* **EXERCISE**
Note how many lines include the word "caption", and give that number by itself.

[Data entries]
---

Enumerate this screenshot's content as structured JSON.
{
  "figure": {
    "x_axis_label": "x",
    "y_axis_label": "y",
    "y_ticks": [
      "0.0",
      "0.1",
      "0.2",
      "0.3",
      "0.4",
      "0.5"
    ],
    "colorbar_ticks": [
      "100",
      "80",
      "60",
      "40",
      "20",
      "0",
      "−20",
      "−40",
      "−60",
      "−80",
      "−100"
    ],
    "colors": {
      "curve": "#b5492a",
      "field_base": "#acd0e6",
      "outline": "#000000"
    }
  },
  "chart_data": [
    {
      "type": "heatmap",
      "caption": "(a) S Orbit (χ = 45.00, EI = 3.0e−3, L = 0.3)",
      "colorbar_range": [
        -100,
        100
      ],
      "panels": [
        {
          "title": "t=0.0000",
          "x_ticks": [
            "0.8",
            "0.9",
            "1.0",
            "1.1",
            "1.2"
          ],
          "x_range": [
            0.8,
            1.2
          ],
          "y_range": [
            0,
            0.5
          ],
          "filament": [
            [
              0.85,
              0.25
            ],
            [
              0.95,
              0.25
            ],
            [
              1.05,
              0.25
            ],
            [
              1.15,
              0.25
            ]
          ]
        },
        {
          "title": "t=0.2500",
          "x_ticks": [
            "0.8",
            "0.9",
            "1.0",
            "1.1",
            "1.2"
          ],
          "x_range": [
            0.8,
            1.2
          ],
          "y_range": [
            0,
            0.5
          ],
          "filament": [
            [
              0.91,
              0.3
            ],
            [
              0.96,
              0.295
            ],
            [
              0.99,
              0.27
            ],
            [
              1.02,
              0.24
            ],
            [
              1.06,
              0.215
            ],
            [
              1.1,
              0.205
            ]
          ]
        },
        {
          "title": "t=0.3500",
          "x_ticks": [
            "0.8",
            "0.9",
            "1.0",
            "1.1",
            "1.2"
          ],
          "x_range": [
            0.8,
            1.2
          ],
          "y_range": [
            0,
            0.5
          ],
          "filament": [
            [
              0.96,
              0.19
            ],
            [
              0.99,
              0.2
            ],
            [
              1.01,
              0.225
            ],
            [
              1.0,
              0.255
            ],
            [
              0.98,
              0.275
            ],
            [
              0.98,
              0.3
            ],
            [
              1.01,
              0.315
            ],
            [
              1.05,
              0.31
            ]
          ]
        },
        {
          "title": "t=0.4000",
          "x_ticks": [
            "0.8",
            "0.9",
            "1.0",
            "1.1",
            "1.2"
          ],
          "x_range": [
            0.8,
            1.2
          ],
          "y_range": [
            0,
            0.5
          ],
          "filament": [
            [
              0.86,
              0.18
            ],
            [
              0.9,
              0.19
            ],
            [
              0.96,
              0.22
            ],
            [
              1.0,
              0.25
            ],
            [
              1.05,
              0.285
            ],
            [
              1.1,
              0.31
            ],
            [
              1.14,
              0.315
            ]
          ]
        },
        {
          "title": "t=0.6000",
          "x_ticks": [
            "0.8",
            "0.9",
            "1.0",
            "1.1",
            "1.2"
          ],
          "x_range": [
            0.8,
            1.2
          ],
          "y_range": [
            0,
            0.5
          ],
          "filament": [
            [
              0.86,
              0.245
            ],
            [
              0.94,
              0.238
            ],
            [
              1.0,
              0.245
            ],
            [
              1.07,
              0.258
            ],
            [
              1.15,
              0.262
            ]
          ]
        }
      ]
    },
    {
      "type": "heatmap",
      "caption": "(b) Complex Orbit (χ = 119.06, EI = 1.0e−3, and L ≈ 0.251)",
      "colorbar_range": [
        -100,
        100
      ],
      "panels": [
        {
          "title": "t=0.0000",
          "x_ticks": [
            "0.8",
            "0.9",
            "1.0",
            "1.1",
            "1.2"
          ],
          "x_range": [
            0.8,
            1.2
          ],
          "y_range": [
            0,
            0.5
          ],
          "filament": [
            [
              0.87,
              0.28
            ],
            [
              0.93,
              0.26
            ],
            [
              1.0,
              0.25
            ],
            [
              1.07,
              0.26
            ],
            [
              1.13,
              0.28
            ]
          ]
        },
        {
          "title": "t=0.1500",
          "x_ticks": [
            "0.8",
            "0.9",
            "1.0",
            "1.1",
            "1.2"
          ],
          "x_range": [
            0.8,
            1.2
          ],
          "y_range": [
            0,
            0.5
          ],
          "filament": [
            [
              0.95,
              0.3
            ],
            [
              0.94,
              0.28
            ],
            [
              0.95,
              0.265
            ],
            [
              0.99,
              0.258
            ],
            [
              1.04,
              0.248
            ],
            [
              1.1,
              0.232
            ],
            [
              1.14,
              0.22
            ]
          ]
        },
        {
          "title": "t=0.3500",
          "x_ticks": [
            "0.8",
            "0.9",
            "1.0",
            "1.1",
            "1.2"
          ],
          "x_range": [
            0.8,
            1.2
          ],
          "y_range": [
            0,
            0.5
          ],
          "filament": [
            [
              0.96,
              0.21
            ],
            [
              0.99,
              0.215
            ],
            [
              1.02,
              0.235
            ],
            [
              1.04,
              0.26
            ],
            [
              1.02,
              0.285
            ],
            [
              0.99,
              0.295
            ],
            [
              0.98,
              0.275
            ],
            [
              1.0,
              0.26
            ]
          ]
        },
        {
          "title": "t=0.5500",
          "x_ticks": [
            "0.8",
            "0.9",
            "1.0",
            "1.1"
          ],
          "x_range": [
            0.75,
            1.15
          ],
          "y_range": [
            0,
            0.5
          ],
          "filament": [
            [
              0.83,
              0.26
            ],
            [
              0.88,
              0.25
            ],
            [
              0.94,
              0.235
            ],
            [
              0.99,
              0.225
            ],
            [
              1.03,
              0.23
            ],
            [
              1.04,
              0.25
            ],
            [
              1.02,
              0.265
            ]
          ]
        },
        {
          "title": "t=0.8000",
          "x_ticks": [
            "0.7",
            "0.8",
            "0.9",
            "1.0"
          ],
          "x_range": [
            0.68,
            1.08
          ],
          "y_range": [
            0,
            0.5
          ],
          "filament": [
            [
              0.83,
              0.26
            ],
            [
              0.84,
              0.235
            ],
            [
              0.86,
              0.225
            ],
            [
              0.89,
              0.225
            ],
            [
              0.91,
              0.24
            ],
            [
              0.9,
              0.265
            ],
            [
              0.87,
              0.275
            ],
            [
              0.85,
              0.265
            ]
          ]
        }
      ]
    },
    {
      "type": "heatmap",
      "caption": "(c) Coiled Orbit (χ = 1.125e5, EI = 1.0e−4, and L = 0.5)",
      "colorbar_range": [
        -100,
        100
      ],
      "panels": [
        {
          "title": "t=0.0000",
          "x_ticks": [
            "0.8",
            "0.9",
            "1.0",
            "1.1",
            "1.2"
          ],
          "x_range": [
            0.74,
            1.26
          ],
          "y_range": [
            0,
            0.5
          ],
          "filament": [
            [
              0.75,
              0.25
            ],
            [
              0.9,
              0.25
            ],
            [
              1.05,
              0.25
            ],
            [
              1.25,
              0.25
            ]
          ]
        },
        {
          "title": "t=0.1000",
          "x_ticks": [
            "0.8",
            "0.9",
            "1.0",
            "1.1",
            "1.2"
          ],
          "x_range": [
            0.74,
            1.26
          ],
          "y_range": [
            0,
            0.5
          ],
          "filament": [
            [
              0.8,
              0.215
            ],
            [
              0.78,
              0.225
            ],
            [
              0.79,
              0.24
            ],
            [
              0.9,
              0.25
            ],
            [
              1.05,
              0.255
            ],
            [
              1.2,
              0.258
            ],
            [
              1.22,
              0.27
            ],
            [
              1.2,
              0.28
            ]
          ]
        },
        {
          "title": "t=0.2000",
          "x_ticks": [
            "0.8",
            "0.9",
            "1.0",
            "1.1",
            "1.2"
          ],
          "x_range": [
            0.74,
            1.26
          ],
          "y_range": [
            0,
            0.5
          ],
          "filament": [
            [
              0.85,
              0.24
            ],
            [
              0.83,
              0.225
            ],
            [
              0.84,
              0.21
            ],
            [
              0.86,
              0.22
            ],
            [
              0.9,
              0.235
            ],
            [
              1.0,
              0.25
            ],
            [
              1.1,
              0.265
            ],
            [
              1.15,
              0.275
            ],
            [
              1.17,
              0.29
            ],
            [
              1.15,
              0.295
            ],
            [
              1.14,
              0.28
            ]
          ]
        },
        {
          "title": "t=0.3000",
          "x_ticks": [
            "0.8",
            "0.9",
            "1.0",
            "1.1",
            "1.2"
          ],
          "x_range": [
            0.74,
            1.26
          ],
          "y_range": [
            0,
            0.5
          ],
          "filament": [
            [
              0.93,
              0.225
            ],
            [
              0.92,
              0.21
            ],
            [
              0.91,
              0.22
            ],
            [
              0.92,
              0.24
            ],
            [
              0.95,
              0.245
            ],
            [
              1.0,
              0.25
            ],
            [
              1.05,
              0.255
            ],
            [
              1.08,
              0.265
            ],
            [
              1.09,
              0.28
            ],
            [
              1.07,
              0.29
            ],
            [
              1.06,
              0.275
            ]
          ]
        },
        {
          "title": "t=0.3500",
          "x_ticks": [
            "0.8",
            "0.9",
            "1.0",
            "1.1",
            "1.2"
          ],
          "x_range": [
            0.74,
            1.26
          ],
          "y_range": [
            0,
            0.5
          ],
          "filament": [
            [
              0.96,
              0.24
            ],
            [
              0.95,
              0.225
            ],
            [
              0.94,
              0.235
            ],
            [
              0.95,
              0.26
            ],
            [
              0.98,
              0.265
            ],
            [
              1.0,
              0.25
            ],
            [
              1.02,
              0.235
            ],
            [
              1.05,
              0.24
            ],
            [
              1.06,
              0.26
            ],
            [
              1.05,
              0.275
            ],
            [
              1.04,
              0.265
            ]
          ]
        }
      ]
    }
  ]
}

---

* **RESULT**
3